Figure record listings:
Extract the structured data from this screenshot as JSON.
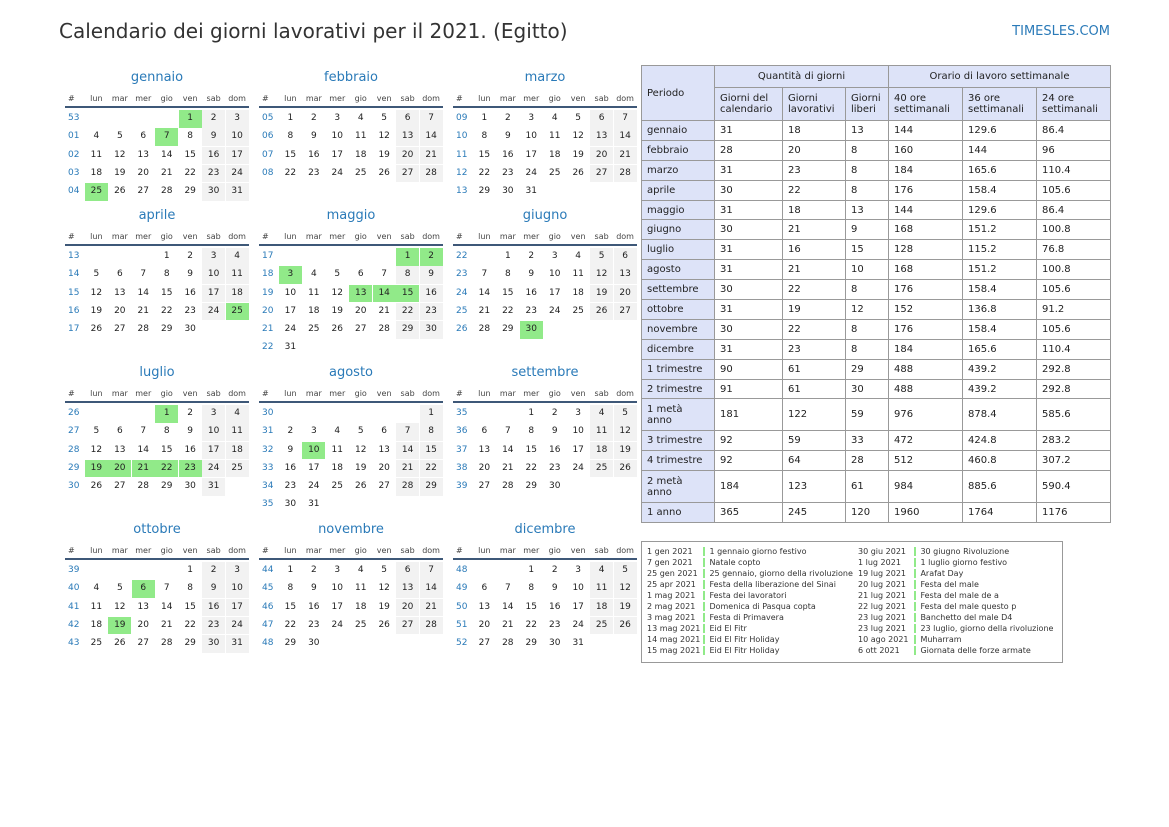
{
  "title": "Calendario dei giorni lavorativi per il 2021. (Egitto)",
  "site": "TIMESLES.COM",
  "day_headers": [
    "#",
    "lun",
    "mar",
    "mer",
    "gio",
    "ven",
    "sab",
    "dom"
  ],
  "colors": {
    "holiday": "#91ea89",
    "weekend": "#f2f2f2",
    "accent": "#2a7ab8"
  },
  "months": [
    {
      "name": "gennaio",
      "rows": [
        {
          "wk": "53",
          "days": [
            "",
            "",
            "",
            "",
            "1",
            "2",
            "3"
          ]
        },
        {
          "wk": "01",
          "days": [
            "4",
            "5",
            "6",
            "7",
            "8",
            "9",
            "10"
          ]
        },
        {
          "wk": "02",
          "days": [
            "11",
            "12",
            "13",
            "14",
            "15",
            "16",
            "17"
          ]
        },
        {
          "wk": "03",
          "days": [
            "18",
            "19",
            "20",
            "21",
            "22",
            "23",
            "24"
          ]
        },
        {
          "wk": "04",
          "days": [
            "25",
            "26",
            "27",
            "28",
            "29",
            "30",
            "31"
          ]
        }
      ],
      "holidays": [
        "1",
        "7",
        "25"
      ]
    },
    {
      "name": "febbraio",
      "rows": [
        {
          "wk": "05",
          "days": [
            "1",
            "2",
            "3",
            "4",
            "5",
            "6",
            "7"
          ]
        },
        {
          "wk": "06",
          "days": [
            "8",
            "9",
            "10",
            "11",
            "12",
            "13",
            "14"
          ]
        },
        {
          "wk": "07",
          "days": [
            "15",
            "16",
            "17",
            "18",
            "19",
            "20",
            "21"
          ]
        },
        {
          "wk": "08",
          "days": [
            "22",
            "23",
            "24",
            "25",
            "26",
            "27",
            "28"
          ]
        }
      ],
      "holidays": []
    },
    {
      "name": "marzo",
      "rows": [
        {
          "wk": "09",
          "days": [
            "1",
            "2",
            "3",
            "4",
            "5",
            "6",
            "7"
          ]
        },
        {
          "wk": "10",
          "days": [
            "8",
            "9",
            "10",
            "11",
            "12",
            "13",
            "14"
          ]
        },
        {
          "wk": "11",
          "days": [
            "15",
            "16",
            "17",
            "18",
            "19",
            "20",
            "21"
          ]
        },
        {
          "wk": "12",
          "days": [
            "22",
            "23",
            "24",
            "25",
            "26",
            "27",
            "28"
          ]
        },
        {
          "wk": "13",
          "days": [
            "29",
            "30",
            "31",
            "",
            "",
            "",
            ""
          ]
        }
      ],
      "holidays": []
    },
    {
      "name": "aprile",
      "rows": [
        {
          "wk": "13",
          "days": [
            "",
            "",
            "",
            "1",
            "2",
            "3",
            "4"
          ]
        },
        {
          "wk": "14",
          "days": [
            "5",
            "6",
            "7",
            "8",
            "9",
            "10",
            "11"
          ]
        },
        {
          "wk": "15",
          "days": [
            "12",
            "13",
            "14",
            "15",
            "16",
            "17",
            "18"
          ]
        },
        {
          "wk": "16",
          "days": [
            "19",
            "20",
            "21",
            "22",
            "23",
            "24",
            "25"
          ]
        },
        {
          "wk": "17",
          "days": [
            "26",
            "27",
            "28",
            "29",
            "30",
            "",
            ""
          ]
        }
      ],
      "holidays": [
        "25"
      ]
    },
    {
      "name": "maggio",
      "rows": [
        {
          "wk": "17",
          "days": [
            "",
            "",
            "",
            "",
            "",
            "1",
            "2"
          ]
        },
        {
          "wk": "18",
          "days": [
            "3",
            "4",
            "5",
            "6",
            "7",
            "8",
            "9"
          ]
        },
        {
          "wk": "19",
          "days": [
            "10",
            "11",
            "12",
            "13",
            "14",
            "15",
            "16"
          ]
        },
        {
          "wk": "20",
          "days": [
            "17",
            "18",
            "19",
            "20",
            "21",
            "22",
            "23"
          ]
        },
        {
          "wk": "21",
          "days": [
            "24",
            "25",
            "26",
            "27",
            "28",
            "29",
            "30"
          ]
        },
        {
          "wk": "22",
          "days": [
            "31",
            "",
            "",
            "",
            "",
            "",
            ""
          ]
        }
      ],
      "holidays": [
        "1",
        "2",
        "3",
        "13",
        "14",
        "15"
      ]
    },
    {
      "name": "giugno",
      "rows": [
        {
          "wk": "22",
          "days": [
            "",
            "1",
            "2",
            "3",
            "4",
            "5",
            "6"
          ]
        },
        {
          "wk": "23",
          "days": [
            "7",
            "8",
            "9",
            "10",
            "11",
            "12",
            "13"
          ]
        },
        {
          "wk": "24",
          "days": [
            "14",
            "15",
            "16",
            "17",
            "18",
            "19",
            "20"
          ]
        },
        {
          "wk": "25",
          "days": [
            "21",
            "22",
            "23",
            "24",
            "25",
            "26",
            "27"
          ]
        },
        {
          "wk": "26",
          "days": [
            "28",
            "29",
            "30",
            "",
            "",
            "",
            ""
          ]
        }
      ],
      "holidays": [
        "30"
      ]
    },
    {
      "name": "luglio",
      "rows": [
        {
          "wk": "26",
          "days": [
            "",
            "",
            "",
            "1",
            "2",
            "3",
            "4"
          ]
        },
        {
          "wk": "27",
          "days": [
            "5",
            "6",
            "7",
            "8",
            "9",
            "10",
            "11"
          ]
        },
        {
          "wk": "28",
          "days": [
            "12",
            "13",
            "14",
            "15",
            "16",
            "17",
            "18"
          ]
        },
        {
          "wk": "29",
          "days": [
            "19",
            "20",
            "21",
            "22",
            "23",
            "24",
            "25"
          ]
        },
        {
          "wk": "30",
          "days": [
            "26",
            "27",
            "28",
            "29",
            "30",
            "31",
            ""
          ]
        }
      ],
      "holidays": [
        "1",
        "19",
        "20",
        "21",
        "22",
        "23"
      ]
    },
    {
      "name": "agosto",
      "rows": [
        {
          "wk": "30",
          "days": [
            "",
            "",
            "",
            "",
            "",
            "",
            "1"
          ]
        },
        {
          "wk": "31",
          "days": [
            "2",
            "3",
            "4",
            "5",
            "6",
            "7",
            "8"
          ]
        },
        {
          "wk": "32",
          "days": [
            "9",
            "10",
            "11",
            "12",
            "13",
            "14",
            "15"
          ]
        },
        {
          "wk": "33",
          "days": [
            "16",
            "17",
            "18",
            "19",
            "20",
            "21",
            "22"
          ]
        },
        {
          "wk": "34",
          "days": [
            "23",
            "24",
            "25",
            "26",
            "27",
            "28",
            "29"
          ]
        },
        {
          "wk": "35",
          "days": [
            "30",
            "31",
            "",
            "",
            "",
            "",
            ""
          ]
        }
      ],
      "holidays": [
        "10"
      ]
    },
    {
      "name": "settembre",
      "rows": [
        {
          "wk": "35",
          "days": [
            "",
            "",
            "1",
            "2",
            "3",
            "4",
            "5"
          ]
        },
        {
          "wk": "36",
          "days": [
            "6",
            "7",
            "8",
            "9",
            "10",
            "11",
            "12"
          ]
        },
        {
          "wk": "37",
          "days": [
            "13",
            "14",
            "15",
            "16",
            "17",
            "18",
            "19"
          ]
        },
        {
          "wk": "38",
          "days": [
            "20",
            "21",
            "22",
            "23",
            "24",
            "25",
            "26"
          ]
        },
        {
          "wk": "39",
          "days": [
            "27",
            "28",
            "29",
            "30",
            "",
            "",
            ""
          ]
        }
      ],
      "holidays": []
    },
    {
      "name": "ottobre",
      "rows": [
        {
          "wk": "39",
          "days": [
            "",
            "",
            "",
            "",
            "1",
            "2",
            "3"
          ]
        },
        {
          "wk": "40",
          "days": [
            "4",
            "5",
            "6",
            "7",
            "8",
            "9",
            "10"
          ]
        },
        {
          "wk": "41",
          "days": [
            "11",
            "12",
            "13",
            "14",
            "15",
            "16",
            "17"
          ]
        },
        {
          "wk": "42",
          "days": [
            "18",
            "19",
            "20",
            "21",
            "22",
            "23",
            "24"
          ]
        },
        {
          "wk": "43",
          "days": [
            "25",
            "26",
            "27",
            "28",
            "29",
            "30",
            "31"
          ]
        }
      ],
      "holidays": [
        "6",
        "19"
      ]
    },
    {
      "name": "novembre",
      "rows": [
        {
          "wk": "44",
          "days": [
            "1",
            "2",
            "3",
            "4",
            "5",
            "6",
            "7"
          ]
        },
        {
          "wk": "45",
          "days": [
            "8",
            "9",
            "10",
            "11",
            "12",
            "13",
            "14"
          ]
        },
        {
          "wk": "46",
          "days": [
            "15",
            "16",
            "17",
            "18",
            "19",
            "20",
            "21"
          ]
        },
        {
          "wk": "47",
          "days": [
            "22",
            "23",
            "24",
            "25",
            "26",
            "27",
            "28"
          ]
        },
        {
          "wk": "48",
          "days": [
            "29",
            "30",
            "",
            "",
            "",
            "",
            ""
          ]
        }
      ],
      "holidays": []
    },
    {
      "name": "dicembre",
      "rows": [
        {
          "wk": "48",
          "days": [
            "",
            "",
            "1",
            "2",
            "3",
            "4",
            "5"
          ]
        },
        {
          "wk": "49",
          "days": [
            "6",
            "7",
            "8",
            "9",
            "10",
            "11",
            "12"
          ]
        },
        {
          "wk": "50",
          "days": [
            "13",
            "14",
            "15",
            "16",
            "17",
            "18",
            "19"
          ]
        },
        {
          "wk": "51",
          "days": [
            "20",
            "21",
            "22",
            "23",
            "24",
            "25",
            "26"
          ]
        },
        {
          "wk": "52",
          "days": [
            "27",
            "28",
            "29",
            "30",
            "31",
            "",
            ""
          ]
        }
      ],
      "holidays": []
    }
  ],
  "table": {
    "periodo": "Periodo",
    "group1": "Quantità di giorni",
    "group2": "Orario di lavoro settimanale",
    "cols": [
      "Giorni del calendario",
      "Giorni lavorativi",
      "Giorni liberi",
      "40 ore settimanali",
      "36 ore settimanali",
      "24 ore settimanali"
    ],
    "rows": [
      [
        "gennaio",
        "31",
        "18",
        "13",
        "144",
        "129.6",
        "86.4"
      ],
      [
        "febbraio",
        "28",
        "20",
        "8",
        "160",
        "144",
        "96"
      ],
      [
        "marzo",
        "31",
        "23",
        "8",
        "184",
        "165.6",
        "110.4"
      ],
      [
        "aprile",
        "30",
        "22",
        "8",
        "176",
        "158.4",
        "105.6"
      ],
      [
        "maggio",
        "31",
        "18",
        "13",
        "144",
        "129.6",
        "86.4"
      ],
      [
        "giugno",
        "30",
        "21",
        "9",
        "168",
        "151.2",
        "100.8"
      ],
      [
        "luglio",
        "31",
        "16",
        "15",
        "128",
        "115.2",
        "76.8"
      ],
      [
        "agosto",
        "31",
        "21",
        "10",
        "168",
        "151.2",
        "100.8"
      ],
      [
        "settembre",
        "30",
        "22",
        "8",
        "176",
        "158.4",
        "105.6"
      ],
      [
        "ottobre",
        "31",
        "19",
        "12",
        "152",
        "136.8",
        "91.2"
      ],
      [
        "novembre",
        "30",
        "22",
        "8",
        "176",
        "158.4",
        "105.6"
      ],
      [
        "dicembre",
        "31",
        "23",
        "8",
        "184",
        "165.6",
        "110.4"
      ],
      [
        "1 trimestre",
        "90",
        "61",
        "29",
        "488",
        "439.2",
        "292.8"
      ],
      [
        "2 trimestre",
        "91",
        "61",
        "30",
        "488",
        "439.2",
        "292.8"
      ],
      [
        "1 metà anno",
        "181",
        "122",
        "59",
        "976",
        "878.4",
        "585.6"
      ],
      [
        "3 trimestre",
        "92",
        "59",
        "33",
        "472",
        "424.8",
        "283.2"
      ],
      [
        "4 trimestre",
        "92",
        "64",
        "28",
        "512",
        "460.8",
        "307.2"
      ],
      [
        "2 metà anno",
        "184",
        "123",
        "61",
        "984",
        "885.6",
        "590.4"
      ],
      [
        "1 anno",
        "365",
        "245",
        "120",
        "1960",
        "1764",
        "1176"
      ]
    ]
  },
  "holidays_left": [
    {
      "date": "1 gen 2021",
      "name": "1 gennaio giorno festivo"
    },
    {
      "date": "7 gen 2021",
      "name": "Natale copto"
    },
    {
      "date": "25 gen 2021",
      "name": "25 gennaio, giorno della rivoluzione"
    },
    {
      "date": "25 apr 2021",
      "name": "Festa della liberazione del Sinai"
    },
    {
      "date": "1 mag 2021",
      "name": "Festa dei lavoratori"
    },
    {
      "date": "2 mag 2021",
      "name": "Domenica di Pasqua copta"
    },
    {
      "date": "3 mag 2021",
      "name": "Festa di Primavera"
    },
    {
      "date": "13 mag 2021",
      "name": "Eid El Fitr"
    },
    {
      "date": "14 mag 2021",
      "name": "Eid El Fitr Holiday"
    },
    {
      "date": "15 mag 2021",
      "name": "Eid El Fitr Holiday"
    }
  ],
  "holidays_right": [
    {
      "date": "30 giu 2021",
      "name": "30 giugno Rivoluzione"
    },
    {
      "date": "1 lug 2021",
      "name": "1 luglio giorno festivo"
    },
    {
      "date": "19 lug 2021",
      "name": "Arafat Day"
    },
    {
      "date": "20 lug 2021",
      "name": "Festa del male"
    },
    {
      "date": "21 lug 2021",
      "name": "Festa del male de a"
    },
    {
      "date": "22 lug 2021",
      "name": "Festa del male questo p"
    },
    {
      "date": "23 lug 2021",
      "name": "Banchetto del male D4"
    },
    {
      "date": "23 lug 2021",
      "name": "23 luglio, giorno della rivoluzione"
    },
    {
      "date": "10 ago 2021",
      "name": "Muharram"
    },
    {
      "date": "6 ott 2021",
      "name": "Giornata delle forze armate"
    }
  ]
}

[REQUIRED WORK]:
From the entries above, copy every line containing the word "lavorativi".

[THE COMPLETED TASK]:
  "title": "Calendario dei giorni lavorativi per il 2021. (Egitto)",
      "Giorni lavorativi",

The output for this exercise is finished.